#### [EXERCISE DESCRIPTION]
The records below need retyping in full; give them again exactly.

#### [SUPPLIED RECORDS]
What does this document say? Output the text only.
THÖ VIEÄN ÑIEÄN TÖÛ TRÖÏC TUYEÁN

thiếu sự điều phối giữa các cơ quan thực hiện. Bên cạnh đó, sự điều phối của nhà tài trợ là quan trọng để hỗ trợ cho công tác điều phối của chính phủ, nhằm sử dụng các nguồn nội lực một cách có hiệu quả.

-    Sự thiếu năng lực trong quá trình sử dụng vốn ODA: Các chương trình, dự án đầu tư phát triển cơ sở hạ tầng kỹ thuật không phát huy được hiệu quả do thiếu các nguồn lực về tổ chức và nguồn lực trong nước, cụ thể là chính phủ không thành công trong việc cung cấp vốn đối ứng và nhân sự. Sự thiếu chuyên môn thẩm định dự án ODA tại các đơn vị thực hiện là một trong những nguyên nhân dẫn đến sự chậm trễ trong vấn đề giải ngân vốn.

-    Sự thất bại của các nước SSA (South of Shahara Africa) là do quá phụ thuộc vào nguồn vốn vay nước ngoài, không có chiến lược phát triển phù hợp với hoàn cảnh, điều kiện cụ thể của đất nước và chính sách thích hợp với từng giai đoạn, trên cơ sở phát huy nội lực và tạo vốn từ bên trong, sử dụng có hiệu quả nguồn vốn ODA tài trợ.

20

#### [TASK ANSWER]
What does this document say? Output the text only.
THÖ VIEÄN ÑIEÄN TÖÛ TRÖÏC TUYEÁN

thiếu sự điều phối giữa các cơ quan thực hiện. Bên cạnh đó, sự điều phối của nhà tài trợ là quan trọng để hỗ trợ cho công tác điều phối của chính phủ, nhằm sử dụng các nguồn nội lực một cách có hiệu quả.

-    Sự thiếu năng lực trong quá trình sử dụng vốn ODA: Các chương trình, dự án đầu tư phát triển cơ sở hạ tầng kỹ thuật không phát huy được hiệu quả do thiếu các nguồn lực về tổ chức và nguồn lực trong nước, cụ thể là chính phủ không thành công trong việc cung cấp vốn đối ứng và nhân sự. Sự thiếu chuyên môn thẩm định dự án ODA tại các đơn vị thực hiện là một trong những nguyên nhân dẫn đến sự chậm trễ trong vấn đề giải ngân vốn.

-    Sự thất bại của các nước SSA (South of Shahara Africa) là do quá phụ thuộc vào nguồn vốn vay nước ngoài, không có chiến lược phát triển phù hợp với hoàn cảnh, điều kiện cụ thể của đất nước và chính sách thích hợp với từng giai đoạn, trên cơ sở phát huy nội lực và tạo vốn từ bên trong, sử dụng có hiệu quả nguồn vốn ODA tài trợ.

20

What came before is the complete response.